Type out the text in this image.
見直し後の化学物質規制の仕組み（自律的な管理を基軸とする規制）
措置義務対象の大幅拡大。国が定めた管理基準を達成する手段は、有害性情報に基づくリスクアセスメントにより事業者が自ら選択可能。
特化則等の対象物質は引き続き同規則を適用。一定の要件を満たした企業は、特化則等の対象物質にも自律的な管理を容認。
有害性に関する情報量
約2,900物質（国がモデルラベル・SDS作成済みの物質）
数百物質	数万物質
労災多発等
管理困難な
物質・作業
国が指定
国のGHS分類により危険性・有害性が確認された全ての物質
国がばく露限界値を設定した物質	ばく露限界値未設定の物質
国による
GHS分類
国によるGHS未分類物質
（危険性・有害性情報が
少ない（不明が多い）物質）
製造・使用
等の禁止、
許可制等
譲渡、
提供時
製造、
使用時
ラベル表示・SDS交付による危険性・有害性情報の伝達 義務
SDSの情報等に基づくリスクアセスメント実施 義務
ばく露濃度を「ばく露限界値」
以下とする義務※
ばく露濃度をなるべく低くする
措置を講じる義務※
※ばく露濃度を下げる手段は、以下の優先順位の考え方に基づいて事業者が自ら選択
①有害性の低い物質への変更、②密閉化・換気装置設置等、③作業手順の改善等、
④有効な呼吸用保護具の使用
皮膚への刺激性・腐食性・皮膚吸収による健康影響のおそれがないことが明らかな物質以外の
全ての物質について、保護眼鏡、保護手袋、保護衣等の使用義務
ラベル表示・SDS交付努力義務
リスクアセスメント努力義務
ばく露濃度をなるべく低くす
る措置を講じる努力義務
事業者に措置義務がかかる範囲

Work to be completed: Type the material above out again, exactly.

Result:
Type out the text in this image.
見直し後の化学物質規制の仕組み（自律的な管理を基軸とする規制）
措置義務対象の大幅拡大。国が定めた管理基準を達成する手段は、有害性情報に基づくリスクアセスメントにより事業者が自ら選択可能。
特化則等の対象物質は引き続き同規則を適用。一定の要件を満たした企業は、特化則等の対象物質にも自律的な管理を容認。
有害性に関する情報量
約2,900物質（国がモデルラベル・SDS作成済みの物質）
数百物質	数万物質
労災多発等
管理困難な
物質・作業
国が指定
国のGHS分類により危険性・有害性が確認された全ての物質
国がばく露限界値を設定した物質	ばく露限界値未設定の物質
国による
GHS分類
国によるGHS未分類物質
（危険性・有害性情報が
少ない（不明が多い）物質）
製造・使用
等の禁止、
許可制等
譲渡、
提供時
製造、
使用時
ラベル表示・SDS交付による危険性・有害性情報の伝達 義務
SDSの情報等に基づくリスクアセスメント実施 義務
ばく露濃度を「ばく露限界値」
以下とする義務※
ばく露濃度をなるべく低くする
措置を講じる義務※
※ばく露濃度を下げる手段は、以下の優先順位の考え方に基づいて事業者が自ら選択
①有害性の低い物質への変更、②密閉化・換気装置設置等、③作業手順の改善等、
④有効な呼吸用保護具の使用
皮膚への刺激性・腐食性・皮膚吸収による健康影響のおそれがないことが明らかな物質以外の
全ての物質について、保護眼鏡、保護手袋、保護衣等の使用義務
ラベル表示・SDS交付努力義務
リスクアセスメント努力義務
ばく露濃度をなるべく低くす
る措置を講じる努力義務
事業者に措置義務がかかる範囲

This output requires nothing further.